Copy out the listing in full, exactly as written, but not its pictures.

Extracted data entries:
····················

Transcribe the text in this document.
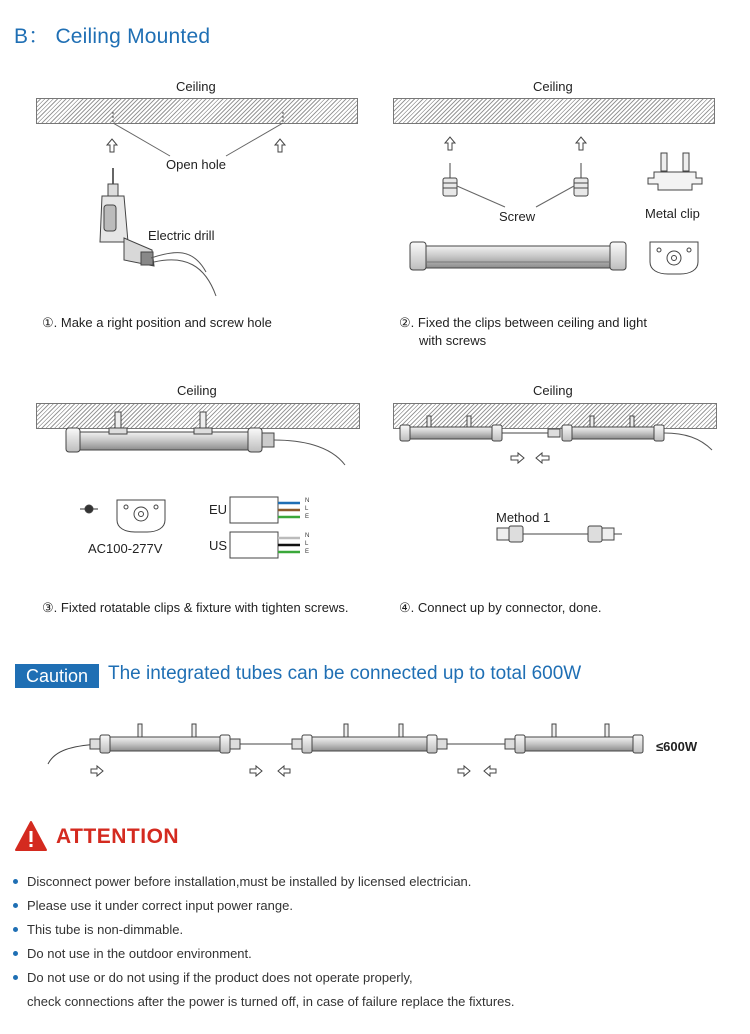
B： Ceiling Mounted
Ceiling
Open hole
Electric drill
①. Make a right position and screw hole
Ceiling
Screw	Metal clip
②. Fixed the clips between ceiling and light
with screws
Ceiling
AC100-277V
EU
US
N
L
E
N
L
E
③. Fixted rotatable clips & fixture with tighten screws.
Ceiling
Method 1
④. Connect up by connector, done.
Caution	The integrated tubes can be connected up to total 600W
≤600W
ATTENTION
Disconnect power before installation,must be installed by licensed electrician.
Please use it under correct input power range.
This tube is non-dimmable.
Do not use in the outdoor environment.
Do not use or do not using if the product does not operate properly,
check connections after the power is turned off, in case of failure replace the fixtures.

····················

> [Answer for the task]:
Transcribe the text in this document.
B： Ceiling Mounted
Ceiling
Open hole
Electric drill
①. Make a right position and screw hole
Ceiling
Screw	Metal clip
②. Fixed the clips between ceiling and light
with screws
Ceiling
AC100-277V
EU
US
N
L
E
N
L
E
③. Fixted rotatable clips & fixture with tighten screws.
Ceiling
Method 1
④. Connect up by connector, done.
Caution	The integrated tubes can be connected up to total 600W
≤600W
ATTENTION
Disconnect power before installation,must be installed by licensed electrician.
Please use it under correct input power range.
This tube is non-dimmable.
Do not use in the outdoor environment.
Do not use or do not using if the product does not operate properly,
check connections after the power is turned off, in case of failure replace the fixtures.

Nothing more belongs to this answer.